BEGIN Excerpted data

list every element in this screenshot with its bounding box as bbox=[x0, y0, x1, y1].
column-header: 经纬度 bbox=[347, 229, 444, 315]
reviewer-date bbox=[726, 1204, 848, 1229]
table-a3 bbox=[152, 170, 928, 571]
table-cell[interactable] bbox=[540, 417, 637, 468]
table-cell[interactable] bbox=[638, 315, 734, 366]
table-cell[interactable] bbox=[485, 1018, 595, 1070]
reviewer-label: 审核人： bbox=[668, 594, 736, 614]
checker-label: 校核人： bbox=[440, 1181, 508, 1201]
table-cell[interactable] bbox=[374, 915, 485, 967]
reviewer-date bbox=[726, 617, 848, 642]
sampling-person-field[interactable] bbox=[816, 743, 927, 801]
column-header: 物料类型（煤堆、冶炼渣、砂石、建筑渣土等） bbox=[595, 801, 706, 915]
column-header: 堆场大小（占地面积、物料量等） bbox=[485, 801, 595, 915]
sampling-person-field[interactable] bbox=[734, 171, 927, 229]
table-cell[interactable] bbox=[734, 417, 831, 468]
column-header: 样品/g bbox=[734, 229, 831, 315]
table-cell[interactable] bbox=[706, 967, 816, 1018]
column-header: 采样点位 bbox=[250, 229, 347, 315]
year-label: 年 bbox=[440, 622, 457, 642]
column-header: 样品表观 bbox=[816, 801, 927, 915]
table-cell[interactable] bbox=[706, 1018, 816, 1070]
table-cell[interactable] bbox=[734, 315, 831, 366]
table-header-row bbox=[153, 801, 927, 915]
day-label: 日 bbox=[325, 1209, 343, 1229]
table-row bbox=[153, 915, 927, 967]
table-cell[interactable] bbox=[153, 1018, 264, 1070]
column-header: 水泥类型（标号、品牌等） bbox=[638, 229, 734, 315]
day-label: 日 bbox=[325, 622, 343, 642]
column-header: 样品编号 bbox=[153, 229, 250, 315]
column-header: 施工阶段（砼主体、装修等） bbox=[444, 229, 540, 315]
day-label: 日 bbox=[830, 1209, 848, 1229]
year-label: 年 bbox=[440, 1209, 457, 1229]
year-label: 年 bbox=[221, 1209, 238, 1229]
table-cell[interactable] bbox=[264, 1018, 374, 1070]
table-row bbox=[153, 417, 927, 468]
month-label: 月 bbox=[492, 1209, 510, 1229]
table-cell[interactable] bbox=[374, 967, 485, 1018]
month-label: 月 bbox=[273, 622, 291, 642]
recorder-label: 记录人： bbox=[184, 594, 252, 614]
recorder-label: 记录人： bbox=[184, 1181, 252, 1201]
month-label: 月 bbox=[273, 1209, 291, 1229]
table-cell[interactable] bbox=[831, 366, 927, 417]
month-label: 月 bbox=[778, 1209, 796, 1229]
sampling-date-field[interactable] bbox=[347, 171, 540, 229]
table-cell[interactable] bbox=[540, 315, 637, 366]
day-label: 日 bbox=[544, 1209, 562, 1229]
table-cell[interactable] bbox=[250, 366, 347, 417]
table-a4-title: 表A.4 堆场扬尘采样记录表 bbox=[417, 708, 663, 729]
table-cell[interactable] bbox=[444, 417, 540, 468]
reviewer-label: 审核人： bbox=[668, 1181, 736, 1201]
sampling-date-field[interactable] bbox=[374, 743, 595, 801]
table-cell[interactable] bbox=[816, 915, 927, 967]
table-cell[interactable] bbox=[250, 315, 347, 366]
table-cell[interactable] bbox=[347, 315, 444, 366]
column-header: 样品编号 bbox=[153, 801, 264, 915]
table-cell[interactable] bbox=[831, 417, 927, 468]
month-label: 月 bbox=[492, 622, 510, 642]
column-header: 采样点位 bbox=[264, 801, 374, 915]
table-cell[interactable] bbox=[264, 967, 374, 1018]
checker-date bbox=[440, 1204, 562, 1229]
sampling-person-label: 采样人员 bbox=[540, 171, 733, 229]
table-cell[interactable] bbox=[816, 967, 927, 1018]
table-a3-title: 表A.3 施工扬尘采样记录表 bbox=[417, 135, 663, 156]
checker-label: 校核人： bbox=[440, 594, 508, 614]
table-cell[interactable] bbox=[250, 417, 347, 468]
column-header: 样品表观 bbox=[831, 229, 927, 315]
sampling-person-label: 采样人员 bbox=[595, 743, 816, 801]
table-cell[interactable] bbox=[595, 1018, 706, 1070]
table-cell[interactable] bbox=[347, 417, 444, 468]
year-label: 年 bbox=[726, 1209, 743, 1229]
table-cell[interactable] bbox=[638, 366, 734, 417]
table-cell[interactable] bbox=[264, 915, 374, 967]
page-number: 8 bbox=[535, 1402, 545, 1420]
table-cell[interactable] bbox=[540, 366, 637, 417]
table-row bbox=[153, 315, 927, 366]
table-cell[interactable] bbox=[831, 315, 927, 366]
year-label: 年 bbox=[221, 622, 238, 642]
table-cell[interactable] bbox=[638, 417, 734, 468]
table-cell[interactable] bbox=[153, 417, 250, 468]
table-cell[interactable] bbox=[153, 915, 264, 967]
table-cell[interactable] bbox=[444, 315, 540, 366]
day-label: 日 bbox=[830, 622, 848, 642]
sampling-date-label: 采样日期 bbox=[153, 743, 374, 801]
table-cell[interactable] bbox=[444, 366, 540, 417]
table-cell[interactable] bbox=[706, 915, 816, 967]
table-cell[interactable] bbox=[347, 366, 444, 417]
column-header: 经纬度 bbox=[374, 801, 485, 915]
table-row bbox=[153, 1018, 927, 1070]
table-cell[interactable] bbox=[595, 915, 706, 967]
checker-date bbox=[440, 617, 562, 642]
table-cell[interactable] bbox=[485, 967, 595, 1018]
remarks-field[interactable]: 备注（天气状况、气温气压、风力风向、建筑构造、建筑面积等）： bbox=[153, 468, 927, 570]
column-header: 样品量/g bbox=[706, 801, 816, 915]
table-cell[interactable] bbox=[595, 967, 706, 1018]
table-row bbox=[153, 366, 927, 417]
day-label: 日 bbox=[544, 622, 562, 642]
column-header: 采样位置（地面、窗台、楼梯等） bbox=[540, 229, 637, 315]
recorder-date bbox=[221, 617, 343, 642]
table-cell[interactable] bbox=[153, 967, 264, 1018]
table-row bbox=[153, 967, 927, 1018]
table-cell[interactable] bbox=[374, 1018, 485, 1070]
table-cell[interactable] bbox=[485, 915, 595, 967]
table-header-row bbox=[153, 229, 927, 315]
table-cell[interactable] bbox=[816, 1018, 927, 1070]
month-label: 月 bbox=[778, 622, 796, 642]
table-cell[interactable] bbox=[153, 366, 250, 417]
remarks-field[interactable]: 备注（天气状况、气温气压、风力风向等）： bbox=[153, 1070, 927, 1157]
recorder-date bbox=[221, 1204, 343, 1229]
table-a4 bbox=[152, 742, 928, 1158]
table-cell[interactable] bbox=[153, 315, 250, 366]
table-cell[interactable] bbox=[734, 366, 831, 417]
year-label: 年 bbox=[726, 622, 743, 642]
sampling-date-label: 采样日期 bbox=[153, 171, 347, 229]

END Excerpted data
BEGIN Excerpted data

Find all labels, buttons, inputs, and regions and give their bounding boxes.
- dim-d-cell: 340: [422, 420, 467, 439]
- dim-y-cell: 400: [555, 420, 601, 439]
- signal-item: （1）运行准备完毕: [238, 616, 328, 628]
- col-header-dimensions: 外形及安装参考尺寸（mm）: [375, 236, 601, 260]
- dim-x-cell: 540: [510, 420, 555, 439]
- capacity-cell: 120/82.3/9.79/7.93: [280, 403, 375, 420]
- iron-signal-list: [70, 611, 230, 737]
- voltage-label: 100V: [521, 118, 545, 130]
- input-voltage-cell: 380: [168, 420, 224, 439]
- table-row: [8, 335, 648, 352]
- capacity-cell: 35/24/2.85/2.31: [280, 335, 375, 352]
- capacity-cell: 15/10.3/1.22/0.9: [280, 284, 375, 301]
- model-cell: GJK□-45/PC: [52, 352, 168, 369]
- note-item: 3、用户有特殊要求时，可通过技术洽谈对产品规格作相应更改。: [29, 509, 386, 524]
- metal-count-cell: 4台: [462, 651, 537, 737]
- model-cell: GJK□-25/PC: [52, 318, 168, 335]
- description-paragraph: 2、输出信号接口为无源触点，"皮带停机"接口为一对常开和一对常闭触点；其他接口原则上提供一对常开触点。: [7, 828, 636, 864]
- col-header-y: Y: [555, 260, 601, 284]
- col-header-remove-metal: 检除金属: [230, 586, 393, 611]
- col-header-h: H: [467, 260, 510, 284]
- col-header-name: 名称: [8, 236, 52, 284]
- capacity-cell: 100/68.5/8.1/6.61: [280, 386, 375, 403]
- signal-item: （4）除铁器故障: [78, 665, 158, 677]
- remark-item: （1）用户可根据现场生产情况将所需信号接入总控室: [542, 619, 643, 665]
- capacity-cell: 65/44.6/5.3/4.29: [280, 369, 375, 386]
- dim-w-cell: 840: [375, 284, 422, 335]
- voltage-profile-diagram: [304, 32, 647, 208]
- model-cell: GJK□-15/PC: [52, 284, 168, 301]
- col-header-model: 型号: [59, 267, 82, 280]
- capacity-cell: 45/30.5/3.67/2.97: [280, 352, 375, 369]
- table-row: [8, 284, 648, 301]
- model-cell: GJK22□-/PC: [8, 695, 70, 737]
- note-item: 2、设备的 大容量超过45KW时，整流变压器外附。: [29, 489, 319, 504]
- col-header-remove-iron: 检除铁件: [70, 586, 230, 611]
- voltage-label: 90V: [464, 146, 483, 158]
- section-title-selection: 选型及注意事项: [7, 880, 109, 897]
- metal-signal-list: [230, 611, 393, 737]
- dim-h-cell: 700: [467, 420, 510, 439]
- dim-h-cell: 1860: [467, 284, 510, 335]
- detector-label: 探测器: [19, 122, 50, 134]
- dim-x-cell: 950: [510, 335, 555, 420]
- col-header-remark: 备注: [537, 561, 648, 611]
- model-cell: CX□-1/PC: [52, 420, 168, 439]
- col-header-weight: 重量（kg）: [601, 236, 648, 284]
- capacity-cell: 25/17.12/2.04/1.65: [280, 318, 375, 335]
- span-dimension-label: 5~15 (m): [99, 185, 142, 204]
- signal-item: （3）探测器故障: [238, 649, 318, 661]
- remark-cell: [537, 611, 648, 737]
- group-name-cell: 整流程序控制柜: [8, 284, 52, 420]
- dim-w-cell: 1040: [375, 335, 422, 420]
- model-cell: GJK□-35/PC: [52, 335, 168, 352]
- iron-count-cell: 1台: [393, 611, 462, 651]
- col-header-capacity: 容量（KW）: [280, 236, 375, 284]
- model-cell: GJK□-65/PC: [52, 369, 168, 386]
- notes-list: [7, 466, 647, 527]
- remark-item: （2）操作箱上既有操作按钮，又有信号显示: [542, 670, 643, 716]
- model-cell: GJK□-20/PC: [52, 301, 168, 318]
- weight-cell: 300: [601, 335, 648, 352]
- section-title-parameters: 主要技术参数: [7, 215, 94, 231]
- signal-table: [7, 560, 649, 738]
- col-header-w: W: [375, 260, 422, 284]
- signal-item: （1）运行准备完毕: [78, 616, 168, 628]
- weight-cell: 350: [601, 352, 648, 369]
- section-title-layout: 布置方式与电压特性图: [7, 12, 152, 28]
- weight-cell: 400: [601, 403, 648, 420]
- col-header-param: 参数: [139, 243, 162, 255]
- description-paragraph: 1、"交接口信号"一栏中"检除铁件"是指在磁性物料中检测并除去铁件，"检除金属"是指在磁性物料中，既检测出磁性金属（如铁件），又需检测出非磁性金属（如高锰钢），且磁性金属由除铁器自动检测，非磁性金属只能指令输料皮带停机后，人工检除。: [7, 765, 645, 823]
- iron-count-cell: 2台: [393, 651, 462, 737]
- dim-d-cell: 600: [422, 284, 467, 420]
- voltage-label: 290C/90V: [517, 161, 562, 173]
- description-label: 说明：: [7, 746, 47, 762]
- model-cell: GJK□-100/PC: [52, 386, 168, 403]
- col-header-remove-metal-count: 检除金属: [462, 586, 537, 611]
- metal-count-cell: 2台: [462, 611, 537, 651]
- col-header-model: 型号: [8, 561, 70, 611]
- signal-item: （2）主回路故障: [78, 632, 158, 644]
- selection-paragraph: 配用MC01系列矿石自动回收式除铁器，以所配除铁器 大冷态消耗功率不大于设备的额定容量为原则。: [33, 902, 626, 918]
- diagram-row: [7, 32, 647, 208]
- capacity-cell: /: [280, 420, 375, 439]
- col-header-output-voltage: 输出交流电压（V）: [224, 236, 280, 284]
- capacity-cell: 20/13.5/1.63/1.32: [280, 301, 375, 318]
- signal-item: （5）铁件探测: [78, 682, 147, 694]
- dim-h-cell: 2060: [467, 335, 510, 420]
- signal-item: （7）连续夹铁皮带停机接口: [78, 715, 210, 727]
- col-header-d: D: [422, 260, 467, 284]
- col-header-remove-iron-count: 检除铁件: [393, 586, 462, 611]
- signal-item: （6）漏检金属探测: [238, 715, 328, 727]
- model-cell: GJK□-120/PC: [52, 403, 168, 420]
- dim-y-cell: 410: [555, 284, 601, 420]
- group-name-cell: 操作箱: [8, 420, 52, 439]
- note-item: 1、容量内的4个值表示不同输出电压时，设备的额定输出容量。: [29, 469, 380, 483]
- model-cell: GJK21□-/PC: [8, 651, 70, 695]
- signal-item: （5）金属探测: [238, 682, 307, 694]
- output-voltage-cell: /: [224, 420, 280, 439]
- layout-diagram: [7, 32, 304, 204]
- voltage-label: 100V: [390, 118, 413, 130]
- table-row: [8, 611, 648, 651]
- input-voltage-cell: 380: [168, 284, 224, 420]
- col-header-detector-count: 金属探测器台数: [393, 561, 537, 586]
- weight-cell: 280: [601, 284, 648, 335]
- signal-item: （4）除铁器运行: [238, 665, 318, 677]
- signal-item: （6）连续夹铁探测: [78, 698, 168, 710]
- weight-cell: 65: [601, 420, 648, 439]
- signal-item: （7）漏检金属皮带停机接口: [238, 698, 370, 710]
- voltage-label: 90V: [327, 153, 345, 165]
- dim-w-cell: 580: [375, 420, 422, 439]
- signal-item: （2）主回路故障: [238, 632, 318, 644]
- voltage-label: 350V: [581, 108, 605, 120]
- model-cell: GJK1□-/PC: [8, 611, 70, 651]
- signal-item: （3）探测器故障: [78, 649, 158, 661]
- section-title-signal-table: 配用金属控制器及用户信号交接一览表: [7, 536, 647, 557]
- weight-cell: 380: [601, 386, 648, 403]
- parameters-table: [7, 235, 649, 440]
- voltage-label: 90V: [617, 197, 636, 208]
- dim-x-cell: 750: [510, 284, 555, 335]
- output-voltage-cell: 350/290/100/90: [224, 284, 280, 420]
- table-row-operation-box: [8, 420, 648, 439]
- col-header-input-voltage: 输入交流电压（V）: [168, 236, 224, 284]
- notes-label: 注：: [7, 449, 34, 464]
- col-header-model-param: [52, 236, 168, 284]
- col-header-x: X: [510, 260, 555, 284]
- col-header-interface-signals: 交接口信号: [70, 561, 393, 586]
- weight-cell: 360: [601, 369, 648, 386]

END Excerpted data

• Short task
Repeat the items word for word, starting with the line containing "Find all labels, buttons, inputs, and" and continuing through the line containing "- col-header-y: Y: [555, 260, 601, 284]".

• Written answer
Find all labels, buttons, inputs, and regions and give their bounding boxes.
- dim-d-cell: 340: [422, 420, 467, 439]
- dim-y-cell: 400: [555, 420, 601, 439]
- signal-item: （1）运行准备完毕: [238, 616, 328, 628]
- col-header-dimensions: 外形及安装参考尺寸（mm）: [375, 236, 601, 260]
- dim-x-cell: 540: [510, 420, 555, 439]
- capacity-cell: 120/82.3/9.79/7.93: [280, 403, 375, 420]
- iron-signal-list: [70, 611, 230, 737]
- voltage-label: 100V: [521, 118, 545, 130]
- input-voltage-cell: 380: [168, 420, 224, 439]
- table-row: [8, 335, 648, 352]
- capacity-cell: 35/24/2.85/2.31: [280, 335, 375, 352]
- capacity-cell: 15/10.3/1.22/0.9: [280, 284, 375, 301]
- model-cell: GJK□-45/PC: [52, 352, 168, 369]
- note-item: 3、用户有特殊要求时，可通过技术洽谈对产品规格作相应更改。: [29, 509, 386, 524]
- metal-count-cell: 4台: [462, 651, 537, 737]
- model-cell: GJK□-25/PC: [52, 318, 168, 335]
- description-paragraph: 2、输出信号接口为无源触点，"皮带停机"接口为一对常开和一对常闭触点；其他接口原则上提供一对常开触点。: [7, 828, 636, 864]
- col-header-y: Y: [555, 260, 601, 284]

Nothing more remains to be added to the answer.